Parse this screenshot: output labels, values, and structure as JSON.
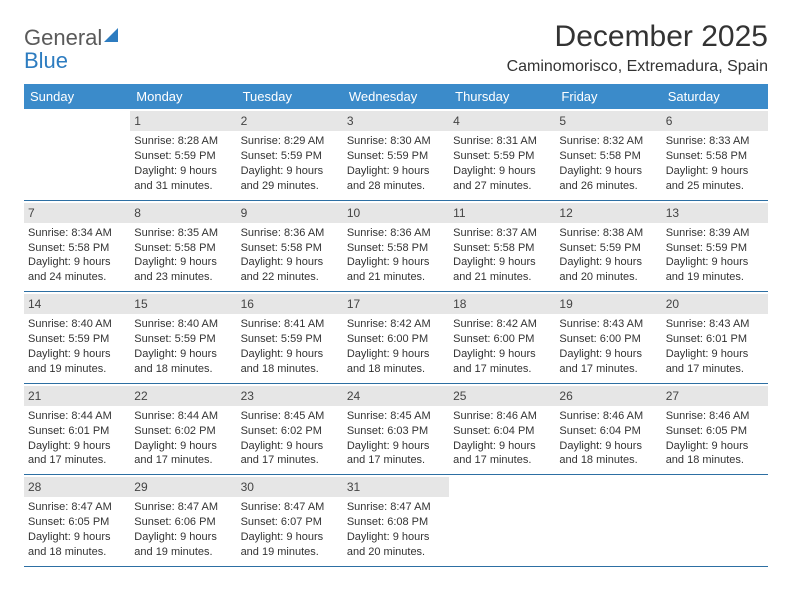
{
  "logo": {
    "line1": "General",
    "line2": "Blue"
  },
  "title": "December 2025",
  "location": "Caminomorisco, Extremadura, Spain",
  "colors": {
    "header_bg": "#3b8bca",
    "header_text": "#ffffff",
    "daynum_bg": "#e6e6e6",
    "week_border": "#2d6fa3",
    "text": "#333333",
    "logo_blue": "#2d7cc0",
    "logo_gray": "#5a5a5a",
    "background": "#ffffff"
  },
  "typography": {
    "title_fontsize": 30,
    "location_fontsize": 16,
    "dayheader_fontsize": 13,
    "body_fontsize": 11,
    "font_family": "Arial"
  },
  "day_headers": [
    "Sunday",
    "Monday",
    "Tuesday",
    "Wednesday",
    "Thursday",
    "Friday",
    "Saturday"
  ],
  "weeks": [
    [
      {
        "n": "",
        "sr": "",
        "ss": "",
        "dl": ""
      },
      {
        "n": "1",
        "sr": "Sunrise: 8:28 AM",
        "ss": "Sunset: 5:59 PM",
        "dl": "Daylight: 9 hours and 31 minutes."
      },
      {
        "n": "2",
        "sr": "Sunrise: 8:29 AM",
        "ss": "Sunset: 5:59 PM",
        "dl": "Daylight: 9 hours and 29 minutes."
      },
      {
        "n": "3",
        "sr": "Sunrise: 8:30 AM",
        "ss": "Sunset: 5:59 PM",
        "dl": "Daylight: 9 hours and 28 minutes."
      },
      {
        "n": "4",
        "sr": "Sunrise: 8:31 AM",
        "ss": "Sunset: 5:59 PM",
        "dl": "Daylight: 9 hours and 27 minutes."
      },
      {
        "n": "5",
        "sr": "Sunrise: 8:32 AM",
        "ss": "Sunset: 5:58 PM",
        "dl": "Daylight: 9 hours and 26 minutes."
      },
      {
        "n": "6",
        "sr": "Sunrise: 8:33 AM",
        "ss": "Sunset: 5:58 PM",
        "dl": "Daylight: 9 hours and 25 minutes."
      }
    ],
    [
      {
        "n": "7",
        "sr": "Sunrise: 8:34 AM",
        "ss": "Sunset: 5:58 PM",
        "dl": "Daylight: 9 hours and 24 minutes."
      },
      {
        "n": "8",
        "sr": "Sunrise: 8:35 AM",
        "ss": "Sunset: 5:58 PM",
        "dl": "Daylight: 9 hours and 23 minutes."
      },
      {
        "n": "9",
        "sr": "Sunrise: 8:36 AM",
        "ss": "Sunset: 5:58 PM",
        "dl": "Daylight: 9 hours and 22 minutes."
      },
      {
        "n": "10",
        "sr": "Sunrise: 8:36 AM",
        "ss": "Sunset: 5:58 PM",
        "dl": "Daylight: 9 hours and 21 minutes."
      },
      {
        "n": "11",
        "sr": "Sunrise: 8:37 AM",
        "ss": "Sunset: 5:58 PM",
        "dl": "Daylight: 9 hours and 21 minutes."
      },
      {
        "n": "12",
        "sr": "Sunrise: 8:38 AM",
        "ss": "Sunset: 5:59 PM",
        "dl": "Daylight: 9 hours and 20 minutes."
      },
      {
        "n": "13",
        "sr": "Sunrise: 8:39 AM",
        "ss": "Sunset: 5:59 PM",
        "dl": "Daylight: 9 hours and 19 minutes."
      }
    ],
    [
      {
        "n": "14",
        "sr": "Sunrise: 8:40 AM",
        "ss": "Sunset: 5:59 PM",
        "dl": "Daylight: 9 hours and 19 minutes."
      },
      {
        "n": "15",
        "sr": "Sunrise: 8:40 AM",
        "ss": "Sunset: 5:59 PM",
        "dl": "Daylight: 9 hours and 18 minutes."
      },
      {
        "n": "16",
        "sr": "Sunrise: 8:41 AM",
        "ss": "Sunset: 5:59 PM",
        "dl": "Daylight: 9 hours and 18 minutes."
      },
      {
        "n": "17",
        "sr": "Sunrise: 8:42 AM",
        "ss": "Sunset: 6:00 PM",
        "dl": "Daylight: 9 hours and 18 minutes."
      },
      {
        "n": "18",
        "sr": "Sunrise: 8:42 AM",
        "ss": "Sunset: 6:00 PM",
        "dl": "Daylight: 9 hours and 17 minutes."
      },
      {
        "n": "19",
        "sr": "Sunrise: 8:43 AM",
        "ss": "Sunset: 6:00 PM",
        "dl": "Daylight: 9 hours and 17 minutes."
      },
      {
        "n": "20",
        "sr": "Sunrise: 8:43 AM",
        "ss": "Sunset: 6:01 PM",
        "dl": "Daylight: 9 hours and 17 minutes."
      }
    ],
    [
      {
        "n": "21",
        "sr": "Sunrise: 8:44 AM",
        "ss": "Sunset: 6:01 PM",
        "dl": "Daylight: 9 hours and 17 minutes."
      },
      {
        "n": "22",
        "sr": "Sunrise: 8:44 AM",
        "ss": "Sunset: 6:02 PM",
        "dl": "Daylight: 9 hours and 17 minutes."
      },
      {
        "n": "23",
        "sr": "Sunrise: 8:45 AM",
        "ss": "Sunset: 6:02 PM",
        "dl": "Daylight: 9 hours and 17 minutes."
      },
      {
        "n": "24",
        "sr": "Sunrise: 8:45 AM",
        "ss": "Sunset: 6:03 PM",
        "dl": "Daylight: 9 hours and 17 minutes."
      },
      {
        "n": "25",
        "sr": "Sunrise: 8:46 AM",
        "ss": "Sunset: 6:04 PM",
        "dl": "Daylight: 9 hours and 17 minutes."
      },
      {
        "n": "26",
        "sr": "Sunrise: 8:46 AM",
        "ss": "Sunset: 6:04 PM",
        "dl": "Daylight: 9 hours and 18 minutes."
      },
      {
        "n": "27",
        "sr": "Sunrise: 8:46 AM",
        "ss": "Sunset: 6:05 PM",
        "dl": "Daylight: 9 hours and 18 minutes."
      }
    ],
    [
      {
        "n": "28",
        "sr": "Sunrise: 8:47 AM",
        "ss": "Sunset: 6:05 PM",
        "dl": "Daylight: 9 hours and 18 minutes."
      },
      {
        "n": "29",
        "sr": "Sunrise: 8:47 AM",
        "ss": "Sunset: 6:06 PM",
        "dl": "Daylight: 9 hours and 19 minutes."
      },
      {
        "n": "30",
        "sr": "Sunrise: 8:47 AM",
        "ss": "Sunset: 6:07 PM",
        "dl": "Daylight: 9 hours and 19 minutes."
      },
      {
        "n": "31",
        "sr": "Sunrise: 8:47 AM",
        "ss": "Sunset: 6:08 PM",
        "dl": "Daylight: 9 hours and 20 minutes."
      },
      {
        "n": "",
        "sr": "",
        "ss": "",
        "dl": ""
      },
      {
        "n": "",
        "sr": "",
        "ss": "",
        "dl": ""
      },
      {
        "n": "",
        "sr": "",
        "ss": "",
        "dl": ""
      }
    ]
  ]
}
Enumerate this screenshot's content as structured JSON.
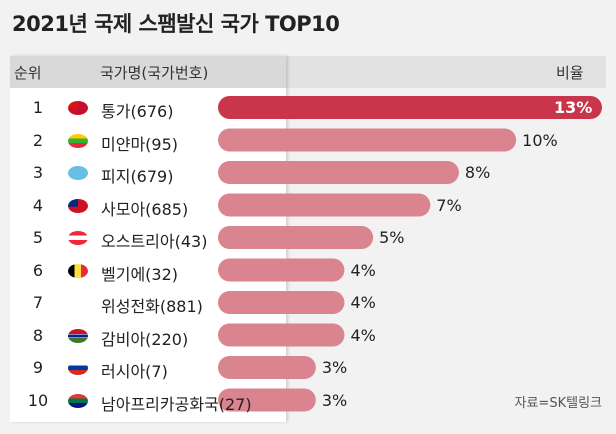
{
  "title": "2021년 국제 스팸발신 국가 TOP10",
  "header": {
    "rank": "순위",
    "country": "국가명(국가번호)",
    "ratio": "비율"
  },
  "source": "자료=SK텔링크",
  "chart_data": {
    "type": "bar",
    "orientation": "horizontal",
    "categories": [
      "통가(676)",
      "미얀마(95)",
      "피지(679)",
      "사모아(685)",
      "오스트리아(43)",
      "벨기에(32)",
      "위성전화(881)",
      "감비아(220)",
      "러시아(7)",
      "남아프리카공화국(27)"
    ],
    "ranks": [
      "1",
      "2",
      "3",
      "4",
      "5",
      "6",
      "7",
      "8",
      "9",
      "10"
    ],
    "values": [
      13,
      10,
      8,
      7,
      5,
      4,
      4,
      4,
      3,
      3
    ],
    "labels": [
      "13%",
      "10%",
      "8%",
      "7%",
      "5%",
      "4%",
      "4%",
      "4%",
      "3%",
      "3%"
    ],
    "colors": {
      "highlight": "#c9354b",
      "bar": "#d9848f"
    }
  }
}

## What the task asks
Pick out each line in the material containing "labels".

## The reply
Parse this screenshot: output labels, values, and structure as JSON.
    "labels": [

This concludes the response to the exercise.